-- start of Source material --
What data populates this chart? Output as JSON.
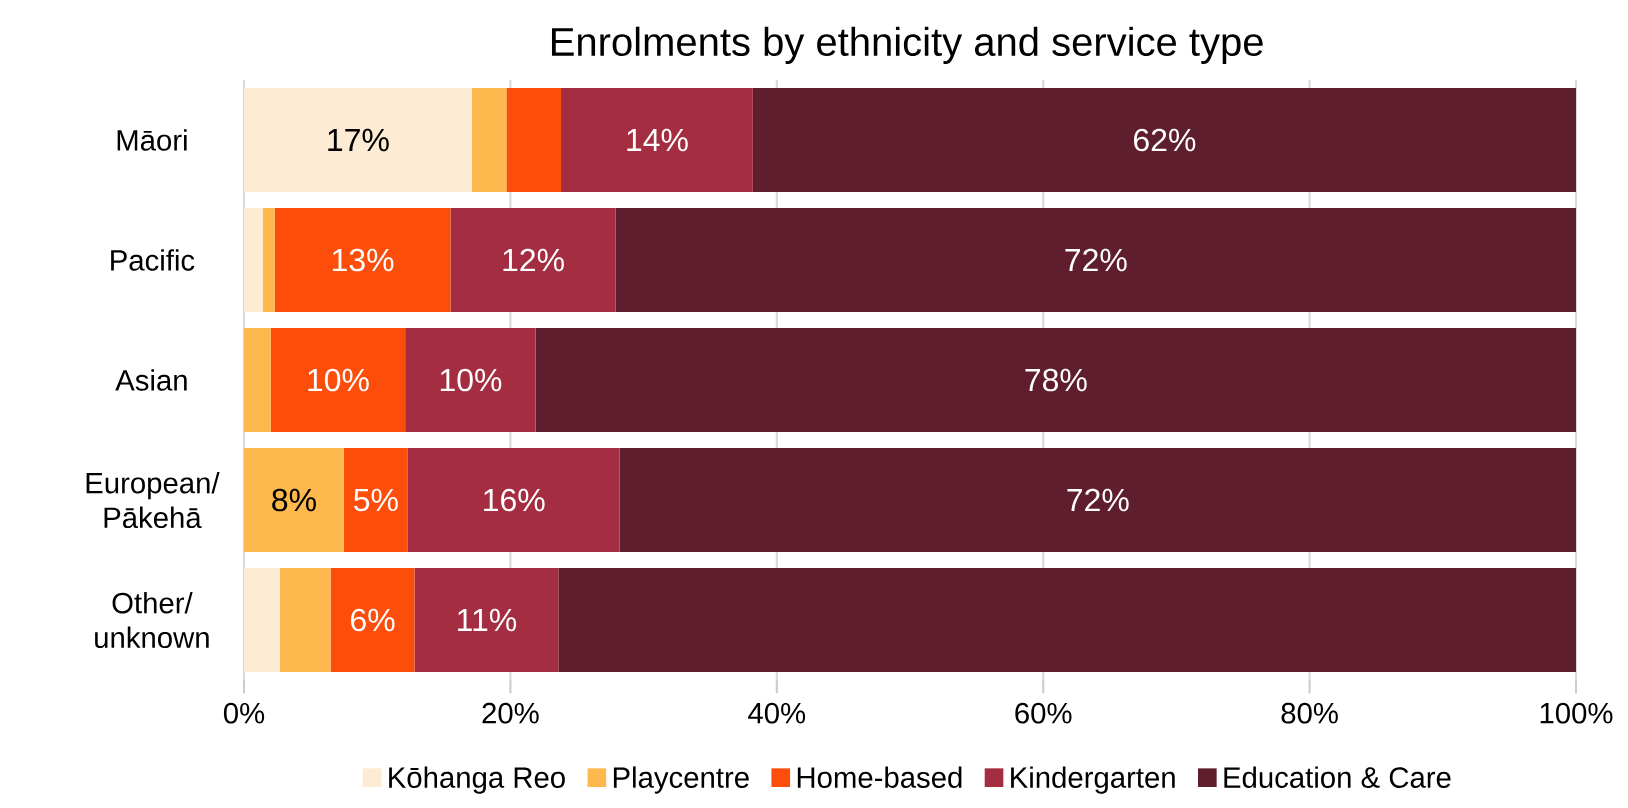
{
  "chart_data": {
    "type": "bar",
    "title": "Enrolments by ethnicity and service type",
    "orientation": "horizontal",
    "stacked": true,
    "categories": [
      "Māori",
      "Pacific",
      "Asian",
      "European/ Pākehā",
      "Other/ unknown"
    ],
    "series": [
      {
        "name": "Kōhanga Reo",
        "color": "#fdebd3",
        "values": [
          17.1,
          1.4,
          0,
          0,
          2.7
        ],
        "value_labels": [
          "17%",
          null,
          null,
          null,
          null
        ]
      },
      {
        "name": "Playcentre",
        "color": "#fdb94e",
        "values": [
          2.6,
          0.9,
          2.0,
          7.5,
          3.8
        ],
        "value_labels": [
          null,
          null,
          null,
          "8%",
          null
        ]
      },
      {
        "name": "Home-based",
        "color": "#fc4e0a",
        "values": [
          4.1,
          13.2,
          10.1,
          4.8,
          6.3
        ],
        "value_labels": [
          null,
          "13%",
          "10%",
          "5%",
          "6%"
        ]
      },
      {
        "name": "Kindergarten",
        "color": "#a52d42",
        "values": [
          14.4,
          12.4,
          9.8,
          15.9,
          10.8
        ],
        "value_labels": [
          "14%",
          "12%",
          "10%",
          "16%",
          "11%"
        ]
      },
      {
        "name": "Education & Care",
        "color": "#5f1e2e",
        "values": [
          61.8,
          72.1,
          78.1,
          71.8,
          76.4
        ],
        "value_labels": [
          "62%",
          "72%",
          "78%",
          "72%",
          null
        ]
      }
    ],
    "xlim": [
      0,
      100
    ],
    "xticks": [
      {
        "value": 0,
        "label": "0%"
      },
      {
        "value": 20,
        "label": "20%"
      },
      {
        "value": 40,
        "label": "40%"
      },
      {
        "value": 60,
        "label": "60%"
      },
      {
        "value": 80,
        "label": "80%"
      },
      {
        "value": 100,
        "label": "100%"
      }
    ],
    "grid": "x",
    "legend": "bottom"
  }
}
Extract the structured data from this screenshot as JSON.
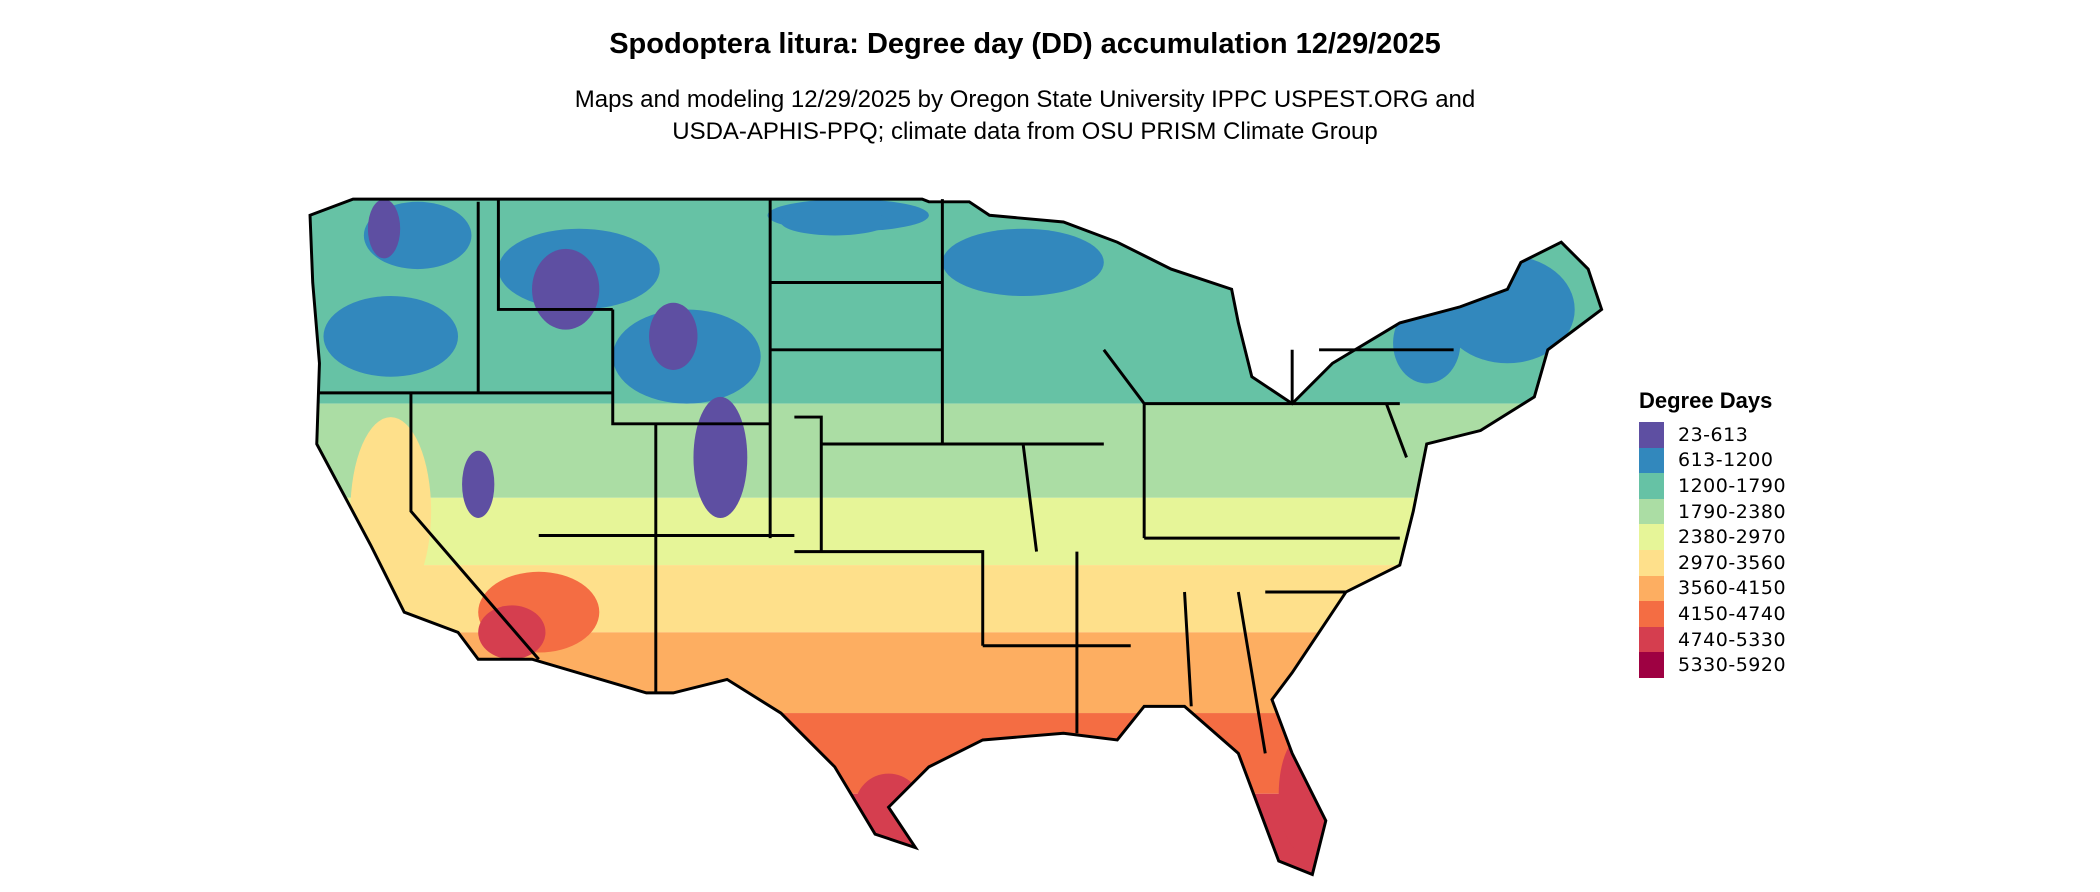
{
  "title": "Spodoptera litura: Degree day (DD) accumulation 12/29/2025",
  "subtitle_lines": [
    "Maps and modeling 12/29/2025 by Oregon State University IPPC USPEST.ORG and",
    "USDA-APHIS-PPQ; climate data from OSU PRISM Climate Group"
  ],
  "legend": {
    "title": "Degree Days",
    "items": [
      {
        "label": "23-613",
        "color": "#5E4FA2"
      },
      {
        "label": "613-1200",
        "color": "#3288BD"
      },
      {
        "label": "1200-1790",
        "color": "#66C2A5"
      },
      {
        "label": "1790-2380",
        "color": "#ABDDA4"
      },
      {
        "label": "2380-2970",
        "color": "#E6F598"
      },
      {
        "label": "2970-3560",
        "color": "#FEE08B"
      },
      {
        "label": "3560-4150",
        "color": "#FDAE61"
      },
      {
        "label": "4150-4740",
        "color": "#F46D43"
      },
      {
        "label": "4740-5330",
        "color": "#D53E4F"
      },
      {
        "label": "5330-5920",
        "color": "#9E0142"
      }
    ]
  }
}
-- end of Source material --
▶ _Required work_:
Quote every line word for word and keep the images out of the copy.

▶ _Output below_:
What data populates this chart? Output as JSON.
{
  "chart_data": {
    "type": "bar",
    "title": "Enrolments by ethnicity and service type",
    "orientation": "horizontal",
    "stacked": true,
    "categories": [
      "Māori",
      "Pacific",
      "Asian",
      "European/ Pākehā",
      "Other/ unknown"
    ],
    "series": [
      {
        "name": "Kōhanga Reo",
        "color": "#fdebd3",
        "values": [
          17.1,
          1.4,
          0,
          0,
          2.7
        ],
        "value_labels": [
          "17%",
          null,
          null,
          null,
          null
        ]
      },
      {
        "name": "Playcentre",
        "color": "#fdb94e",
        "values": [
          2.6,
          0.9,
          2.0,
          7.5,
          3.8
        ],
        "value_labels": [
          null,
          null,
          null,
          "8%",
          null
        ]
      },
      {
        "name": "Home-based",
        "color": "#fc4e0a",
        "values": [
          4.1,
          13.2,
          10.1,
          4.8,
          6.3
        ],
        "value_labels": [
          null,
          "13%",
          "10%",
          "5%",
          "6%"
        ]
      },
      {
        "name": "Kindergarten",
        "color": "#a52d42",
        "values": [
          14.4,
          12.4,
          9.8,
          15.9,
          10.8
        ],
        "value_labels": [
          "14%",
          "12%",
          "10%",
          "16%",
          "11%"
        ]
      },
      {
        "name": "Education & Care",
        "color": "#5f1e2e",
        "values": [
          61.8,
          72.1,
          78.1,
          71.8,
          76.4
        ],
        "value_labels": [
          "62%",
          "72%",
          "78%",
          "72%",
          null
        ]
      }
    ],
    "xlim": [
      0,
      100
    ],
    "xticks": [
      {
        "value": 0,
        "label": "0%"
      },
      {
        "value": 20,
        "label": "20%"
      },
      {
        "value": 40,
        "label": "40%"
      },
      {
        "value": 60,
        "label": "60%"
      },
      {
        "value": 80,
        "label": "80%"
      },
      {
        "value": 100,
        "label": "100%"
      }
    ],
    "grid": "x",
    "legend": "bottom"
  }
}
Extract the structured data from this screenshot as JSON.
{
  "title": "Spodoptera litura: Degree day (DD) accumulation 12/29/2025",
  "subtitle_lines": [
    "Maps and modeling 12/29/2025 by Oregon State University IPPC USPEST.ORG and",
    "USDA-APHIS-PPQ; climate data from OSU PRISM Climate Group"
  ],
  "legend": {
    "title": "Degree Days",
    "items": [
      {
        "label": "23-613",
        "color": "#5E4FA2"
      },
      {
        "label": "613-1200",
        "color": "#3288BD"
      },
      {
        "label": "1200-1790",
        "color": "#66C2A5"
      },
      {
        "label": "1790-2380",
        "color": "#ABDDA4"
      },
      {
        "label": "2380-2970",
        "color": "#E6F598"
      },
      {
        "label": "2970-3560",
        "color": "#FEE08B"
      },
      {
        "label": "3560-4150",
        "color": "#FDAE61"
      },
      {
        "label": "4150-4740",
        "color": "#F46D43"
      },
      {
        "label": "4740-5330",
        "color": "#D53E4F"
      },
      {
        "label": "5330-5920",
        "color": "#9E0142"
      }
    ]
  }
}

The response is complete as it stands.